DATA FOR PROCESSING:
□ □ □ □ □

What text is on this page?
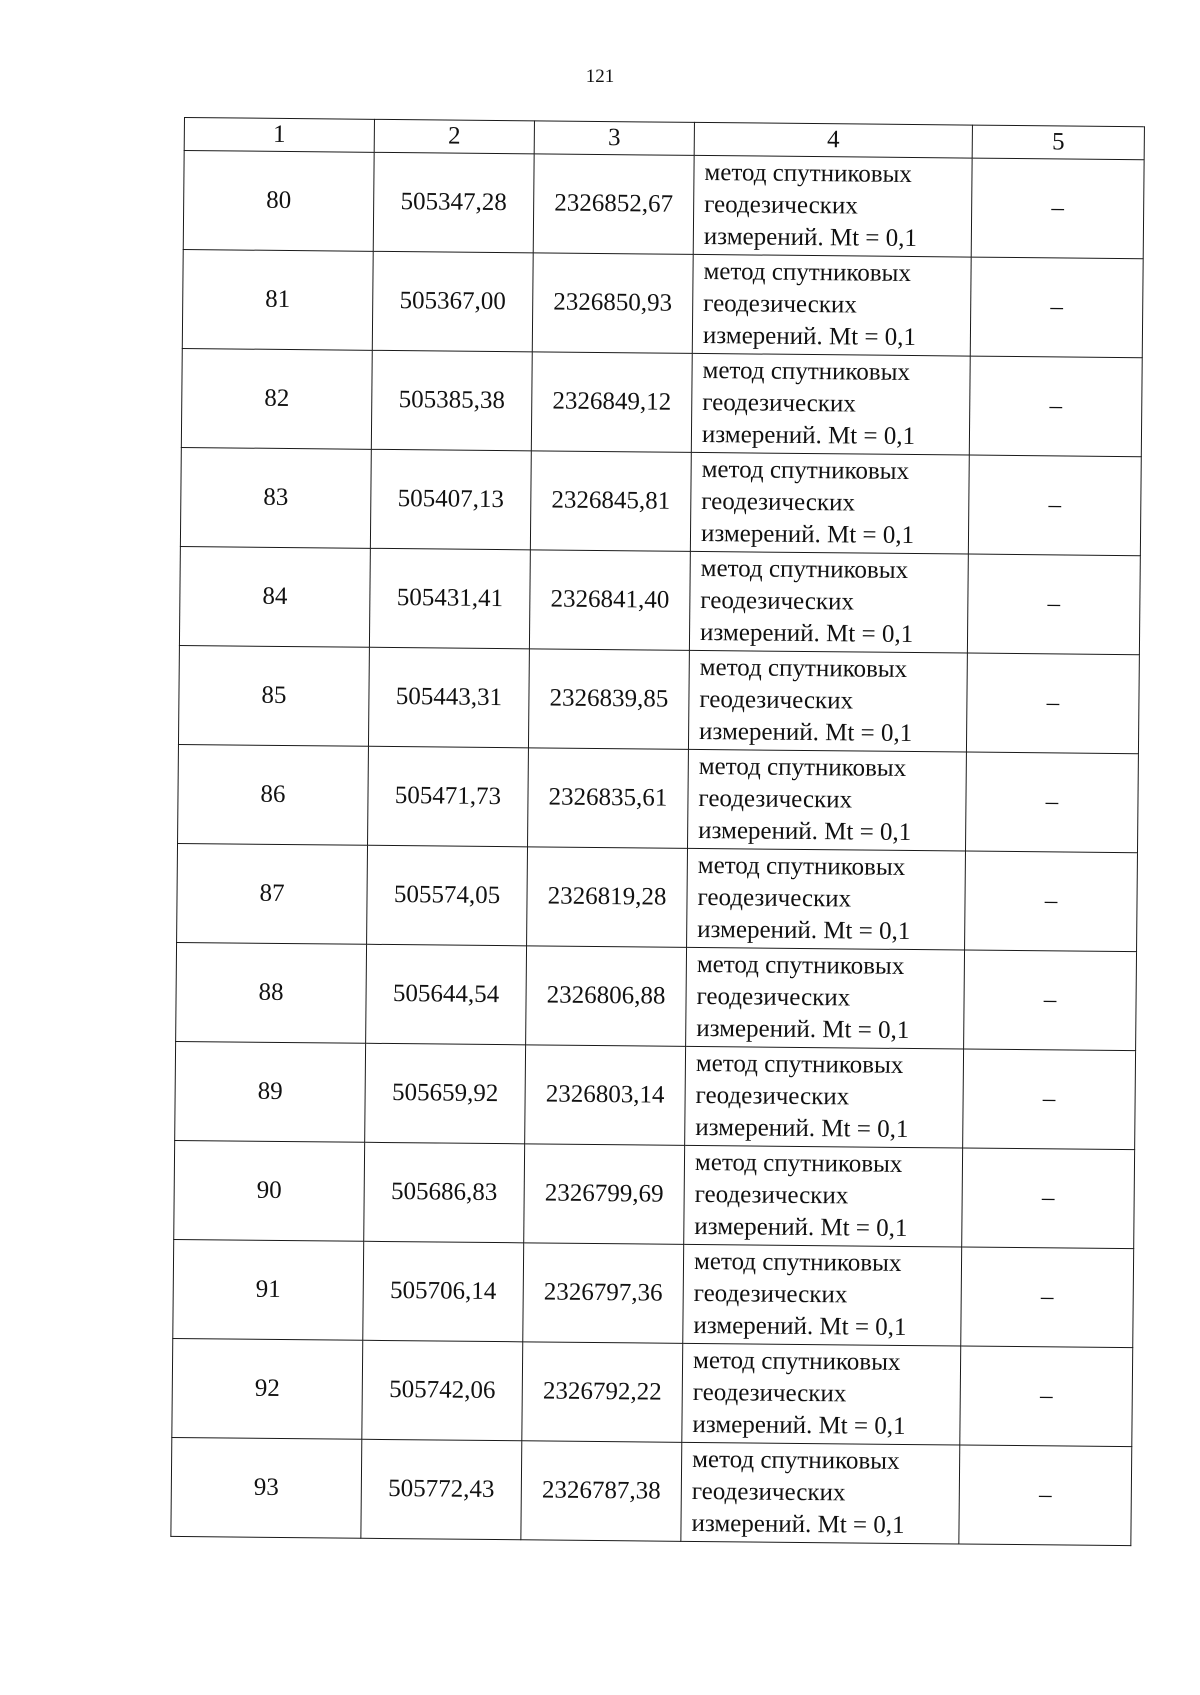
121
1	2	3	4	5
80	505347,28	2326852,67	метод спутниковых
геодезических
измерений. Mt = 0,1	–
81	505367,00	2326850,93	метод спутниковых
геодезических
измерений. Mt = 0,1	–
82	505385,38	2326849,12	метод спутниковых
геодезических
измерений. Mt = 0,1	–
83	505407,13	2326845,81	метод спутниковых
геодезических
измерений. Mt = 0,1	–
84	505431,41	2326841,40	метод спутниковых
геодезических
измерений. Mt = 0,1	–
85	505443,31	2326839,85	метод спутниковых
геодезических
измерений. Mt = 0,1	–
86	505471,73	2326835,61	метод спутниковых
геодезических
измерений. Mt = 0,1	–
87	505574,05	2326819,28	метод спутниковых
геодезических
измерений. Mt = 0,1	–
88	505644,54	2326806,88	метод спутниковых
геодезических
измерений. Mt = 0,1	–
89	505659,92	2326803,14	метод спутниковых
геодезических
измерений. Mt = 0,1	–
90	505686,83	2326799,69	метод спутниковых
геодезических
измерений. Mt = 0,1	–
91	505706,14	2326797,36	метод спутниковых
геодезических
измерений. Mt = 0,1	–
92	505742,06	2326792,22	метод спутниковых
геодезических
измерений. Mt = 0,1	–
93	505772,43	2326787,38	метод спутниковых
геодезических
измерений. Mt = 0,1	–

□ □ □ □ □

Print all of the entries word for word. Omit the pictures they contain.

What text is on this page?
121
1	2	3	4	5
80	505347,28	2326852,67	метод спутниковых
геодезических
измерений. Mt = 0,1	–
81	505367,00	2326850,93	метод спутниковых
геодезических
измерений. Mt = 0,1	–
82	505385,38	2326849,12	метод спутниковых
геодезических
измерений. Mt = 0,1	–
83	505407,13	2326845,81	метод спутниковых
геодезических
измерений. Mt = 0,1	–
84	505431,41	2326841,40	метод спутниковых
геодезических
измерений. Mt = 0,1	–
85	505443,31	2326839,85	метод спутниковых
геодезических
измерений. Mt = 0,1	–
86	505471,73	2326835,61	метод спутниковых
геодезических
измерений. Mt = 0,1	–
87	505574,05	2326819,28	метод спутниковых
геодезических
измерений. Mt = 0,1	–
88	505644,54	2326806,88	метод спутниковых
геодезических
измерений. Mt = 0,1	–
89	505659,92	2326803,14	метод спутниковых
геодезических
измерений. Mt = 0,1	–
90	505686,83	2326799,69	метод спутниковых
геодезических
измерений. Mt = 0,1	–
91	505706,14	2326797,36	метод спутниковых
геодезических
измерений. Mt = 0,1	–
92	505742,06	2326792,22	метод спутниковых
геодезических
измерений. Mt = 0,1	–
93	505772,43	2326787,38	метод спутниковых
геодезических
измерений. Mt = 0,1	–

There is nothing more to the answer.